START TASK INPUTS

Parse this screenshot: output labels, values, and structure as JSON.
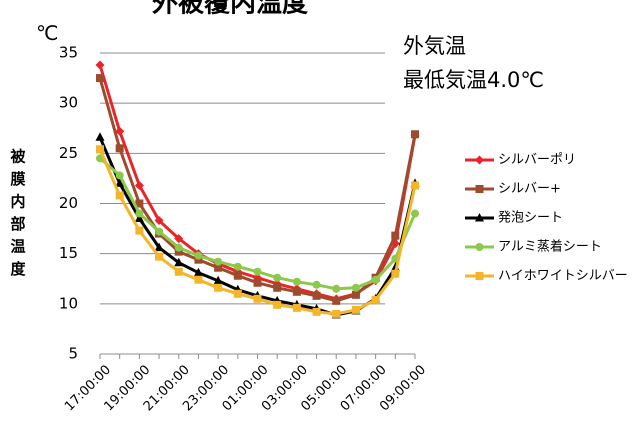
{
  "chart_data": {
    "type": "line",
    "title": "外被覆内温度",
    "unit_label": "℃",
    "ylabel": "被膜内部温度",
    "annotation": [
      "外気温",
      "最低気温4.0℃"
    ],
    "ylim": [
      5,
      35
    ],
    "yticks": [
      5,
      10,
      15,
      20,
      25,
      30,
      35
    ],
    "x": [
      "17:00:00",
      "18:00:00",
      "19:00:00",
      "20:00:00",
      "21:00:00",
      "22:00:00",
      "23:00:00",
      "00:00:00",
      "01:00:00",
      "02:00:00",
      "03:00:00",
      "04:00:00",
      "05:00:00",
      "06:00:00",
      "07:00:00",
      "08:00:00",
      "09:00:00"
    ],
    "xtick_labels": [
      "17:00:00",
      "19:00:00",
      "21:00:00",
      "23:00:00",
      "01:00:00",
      "03:00:00",
      "05:00:00",
      "07:00:00",
      "09:00:00"
    ],
    "xtick_indices": [
      0,
      2,
      4,
      6,
      8,
      10,
      12,
      14,
      16
    ],
    "legend_position": "right",
    "series": [
      {
        "name": "シルバーポリ",
        "color": "#e8262a",
        "marker": "diamond",
        "values": [
          33.8,
          27.2,
          21.8,
          18.3,
          16.5,
          15.0,
          14.0,
          13.2,
          12.6,
          12.0,
          11.5,
          11.0,
          10.5,
          11.0,
          12.3,
          16.0,
          26.8
        ]
      },
      {
        "name": "シルバー+",
        "color": "#9e4a2c",
        "marker": "square",
        "values": [
          32.5,
          25.5,
          20.0,
          17.0,
          15.2,
          14.4,
          13.6,
          12.8,
          12.1,
          11.6,
          11.2,
          10.8,
          10.3,
          10.9,
          12.6,
          16.8,
          26.9
        ]
      },
      {
        "name": "発泡シート",
        "color": "#000000",
        "marker": "triangle",
        "values": [
          26.6,
          22.0,
          18.5,
          15.6,
          14.1,
          13.1,
          12.3,
          11.4,
          10.8,
          10.3,
          9.9,
          9.5,
          8.9,
          9.3,
          10.5,
          13.6,
          22.0
        ]
      },
      {
        "name": "アルミ蒸着シート",
        "color": "#8cc84b",
        "marker": "circle",
        "values": [
          24.5,
          22.8,
          19.0,
          17.2,
          15.6,
          14.8,
          14.2,
          13.7,
          13.2,
          12.6,
          12.2,
          11.9,
          11.5,
          11.6,
          12.4,
          14.5,
          19.0
        ]
      },
      {
        "name": "ハイホワイトシルバー",
        "color": "#f5b52a",
        "marker": "square",
        "values": [
          25.4,
          20.8,
          17.3,
          14.7,
          13.2,
          12.4,
          11.6,
          11.0,
          10.5,
          9.9,
          9.6,
          9.2,
          9.0,
          9.4,
          10.4,
          13.0,
          21.8
        ]
      }
    ]
  }
}
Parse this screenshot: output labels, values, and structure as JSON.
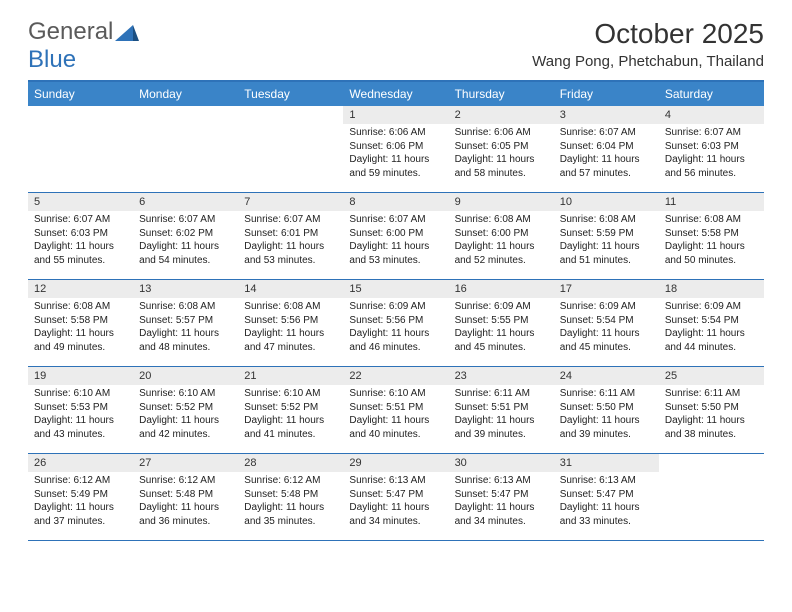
{
  "logo": {
    "word1": "General",
    "word2": "Blue"
  },
  "title": "October 2025",
  "subtitle": "Wang Pong, Phetchabun, Thailand",
  "colors": {
    "header_bg": "#3a84c8",
    "brand_blue": "#2e72b8",
    "date_bg": "#ececec",
    "text": "#222222"
  },
  "day_names": [
    "Sunday",
    "Monday",
    "Tuesday",
    "Wednesday",
    "Thursday",
    "Friday",
    "Saturday"
  ],
  "weeks": [
    [
      {
        "empty": true
      },
      {
        "empty": true
      },
      {
        "empty": true
      },
      {
        "date": "1",
        "sunrise": "Sunrise: 6:06 AM",
        "sunset": "Sunset: 6:06 PM",
        "daylight": "Daylight: 11 hours and 59 minutes."
      },
      {
        "date": "2",
        "sunrise": "Sunrise: 6:06 AM",
        "sunset": "Sunset: 6:05 PM",
        "daylight": "Daylight: 11 hours and 58 minutes."
      },
      {
        "date": "3",
        "sunrise": "Sunrise: 6:07 AM",
        "sunset": "Sunset: 6:04 PM",
        "daylight": "Daylight: 11 hours and 57 minutes."
      },
      {
        "date": "4",
        "sunrise": "Sunrise: 6:07 AM",
        "sunset": "Sunset: 6:03 PM",
        "daylight": "Daylight: 11 hours and 56 minutes."
      }
    ],
    [
      {
        "date": "5",
        "sunrise": "Sunrise: 6:07 AM",
        "sunset": "Sunset: 6:03 PM",
        "daylight": "Daylight: 11 hours and 55 minutes."
      },
      {
        "date": "6",
        "sunrise": "Sunrise: 6:07 AM",
        "sunset": "Sunset: 6:02 PM",
        "daylight": "Daylight: 11 hours and 54 minutes."
      },
      {
        "date": "7",
        "sunrise": "Sunrise: 6:07 AM",
        "sunset": "Sunset: 6:01 PM",
        "daylight": "Daylight: 11 hours and 53 minutes."
      },
      {
        "date": "8",
        "sunrise": "Sunrise: 6:07 AM",
        "sunset": "Sunset: 6:00 PM",
        "daylight": "Daylight: 11 hours and 53 minutes."
      },
      {
        "date": "9",
        "sunrise": "Sunrise: 6:08 AM",
        "sunset": "Sunset: 6:00 PM",
        "daylight": "Daylight: 11 hours and 52 minutes."
      },
      {
        "date": "10",
        "sunrise": "Sunrise: 6:08 AM",
        "sunset": "Sunset: 5:59 PM",
        "daylight": "Daylight: 11 hours and 51 minutes."
      },
      {
        "date": "11",
        "sunrise": "Sunrise: 6:08 AM",
        "sunset": "Sunset: 5:58 PM",
        "daylight": "Daylight: 11 hours and 50 minutes."
      }
    ],
    [
      {
        "date": "12",
        "sunrise": "Sunrise: 6:08 AM",
        "sunset": "Sunset: 5:58 PM",
        "daylight": "Daylight: 11 hours and 49 minutes."
      },
      {
        "date": "13",
        "sunrise": "Sunrise: 6:08 AM",
        "sunset": "Sunset: 5:57 PM",
        "daylight": "Daylight: 11 hours and 48 minutes."
      },
      {
        "date": "14",
        "sunrise": "Sunrise: 6:08 AM",
        "sunset": "Sunset: 5:56 PM",
        "daylight": "Daylight: 11 hours and 47 minutes."
      },
      {
        "date": "15",
        "sunrise": "Sunrise: 6:09 AM",
        "sunset": "Sunset: 5:56 PM",
        "daylight": "Daylight: 11 hours and 46 minutes."
      },
      {
        "date": "16",
        "sunrise": "Sunrise: 6:09 AM",
        "sunset": "Sunset: 5:55 PM",
        "daylight": "Daylight: 11 hours and 45 minutes."
      },
      {
        "date": "17",
        "sunrise": "Sunrise: 6:09 AM",
        "sunset": "Sunset: 5:54 PM",
        "daylight": "Daylight: 11 hours and 45 minutes."
      },
      {
        "date": "18",
        "sunrise": "Sunrise: 6:09 AM",
        "sunset": "Sunset: 5:54 PM",
        "daylight": "Daylight: 11 hours and 44 minutes."
      }
    ],
    [
      {
        "date": "19",
        "sunrise": "Sunrise: 6:10 AM",
        "sunset": "Sunset: 5:53 PM",
        "daylight": "Daylight: 11 hours and 43 minutes."
      },
      {
        "date": "20",
        "sunrise": "Sunrise: 6:10 AM",
        "sunset": "Sunset: 5:52 PM",
        "daylight": "Daylight: 11 hours and 42 minutes."
      },
      {
        "date": "21",
        "sunrise": "Sunrise: 6:10 AM",
        "sunset": "Sunset: 5:52 PM",
        "daylight": "Daylight: 11 hours and 41 minutes."
      },
      {
        "date": "22",
        "sunrise": "Sunrise: 6:10 AM",
        "sunset": "Sunset: 5:51 PM",
        "daylight": "Daylight: 11 hours and 40 minutes."
      },
      {
        "date": "23",
        "sunrise": "Sunrise: 6:11 AM",
        "sunset": "Sunset: 5:51 PM",
        "daylight": "Daylight: 11 hours and 39 minutes."
      },
      {
        "date": "24",
        "sunrise": "Sunrise: 6:11 AM",
        "sunset": "Sunset: 5:50 PM",
        "daylight": "Daylight: 11 hours and 39 minutes."
      },
      {
        "date": "25",
        "sunrise": "Sunrise: 6:11 AM",
        "sunset": "Sunset: 5:50 PM",
        "daylight": "Daylight: 11 hours and 38 minutes."
      }
    ],
    [
      {
        "date": "26",
        "sunrise": "Sunrise: 6:12 AM",
        "sunset": "Sunset: 5:49 PM",
        "daylight": "Daylight: 11 hours and 37 minutes."
      },
      {
        "date": "27",
        "sunrise": "Sunrise: 6:12 AM",
        "sunset": "Sunset: 5:48 PM",
        "daylight": "Daylight: 11 hours and 36 minutes."
      },
      {
        "date": "28",
        "sunrise": "Sunrise: 6:12 AM",
        "sunset": "Sunset: 5:48 PM",
        "daylight": "Daylight: 11 hours and 35 minutes."
      },
      {
        "date": "29",
        "sunrise": "Sunrise: 6:13 AM",
        "sunset": "Sunset: 5:47 PM",
        "daylight": "Daylight: 11 hours and 34 minutes."
      },
      {
        "date": "30",
        "sunrise": "Sunrise: 6:13 AM",
        "sunset": "Sunset: 5:47 PM",
        "daylight": "Daylight: 11 hours and 34 minutes."
      },
      {
        "date": "31",
        "sunrise": "Sunrise: 6:13 AM",
        "sunset": "Sunset: 5:47 PM",
        "daylight": "Daylight: 11 hours and 33 minutes."
      },
      {
        "empty": true
      }
    ]
  ]
}
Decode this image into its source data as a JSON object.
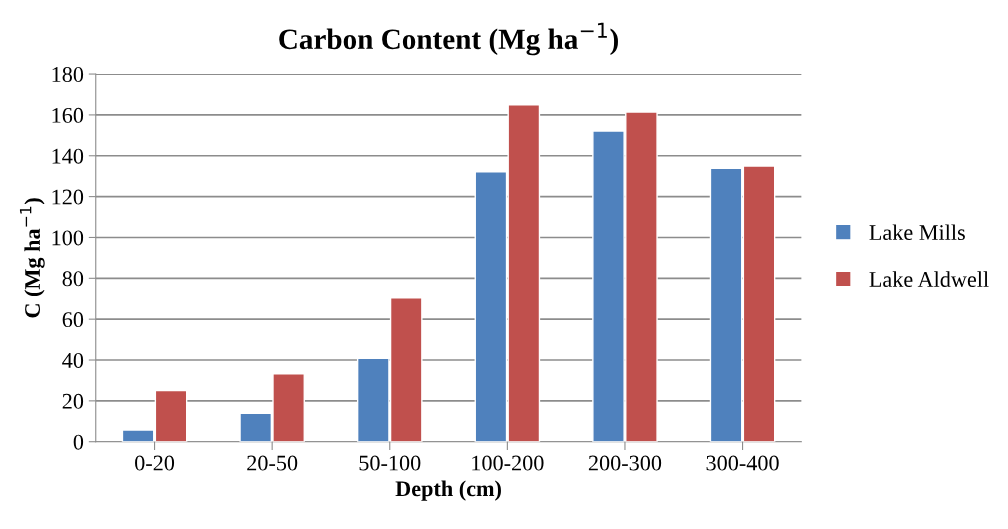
{
  "chart_data": {
    "type": "bar",
    "title": "Carbon Content (Mg ha$^{−1}$)",
    "xlabel": "Depth (cm)",
    "ylabel": "C (Mg ha$^{−1}$)",
    "categories": [
      "0-20",
      "20-50",
      "50-100",
      "100-200",
      "200-300",
      "300-400"
    ],
    "series": [
      {
        "name": "Lake Mills",
        "color": "#4f81bd",
        "values": [
          5.7,
          13.9,
          40.8,
          132.2,
          152.1,
          133.8
        ]
      },
      {
        "name": "Lake Aldwell",
        "color": "#c0504d",
        "values": [
          25,
          33.2,
          70.4,
          164.9,
          161.4,
          135
        ]
      }
    ],
    "ylim": [
      0,
      180
    ],
    "yticks": [
      0,
      20,
      40,
      60,
      80,
      100,
      120,
      140,
      160,
      180
    ],
    "grid": "y",
    "legend": "right"
  }
}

END TASK INPUTS

| EXERCISE TASK |
Exactly as they appear, repeat the lines from the one containing "Decode this image" through the last line of the entries, counting both ends. Pictures stay out.

| RESULT OF THE TASK |
Decode this image into its source data as a JSON object.
{
  "chart_data": {
    "type": "bar",
    "title": "Carbon Content (Mg ha$^{−1}$)",
    "xlabel": "Depth (cm)",
    "ylabel": "C (Mg ha$^{−1}$)",
    "categories": [
      "0-20",
      "20-50",
      "50-100",
      "100-200",
      "200-300",
      "300-400"
    ],
    "series": [
      {
        "name": "Lake Mills",
        "color": "#4f81bd",
        "values": [
          5.7,
          13.9,
          40.8,
          132.2,
          152.1,
          133.8
        ]
      },
      {
        "name": "Lake Aldwell",
        "color": "#c0504d",
        "values": [
          25,
          33.2,
          70.4,
          164.9,
          161.4,
          135
        ]
      }
    ],
    "ylim": [
      0,
      180
    ],
    "yticks": [
      0,
      20,
      40,
      60,
      80,
      100,
      120,
      140,
      160,
      180
    ],
    "grid": "y",
    "legend": "right"
  }
}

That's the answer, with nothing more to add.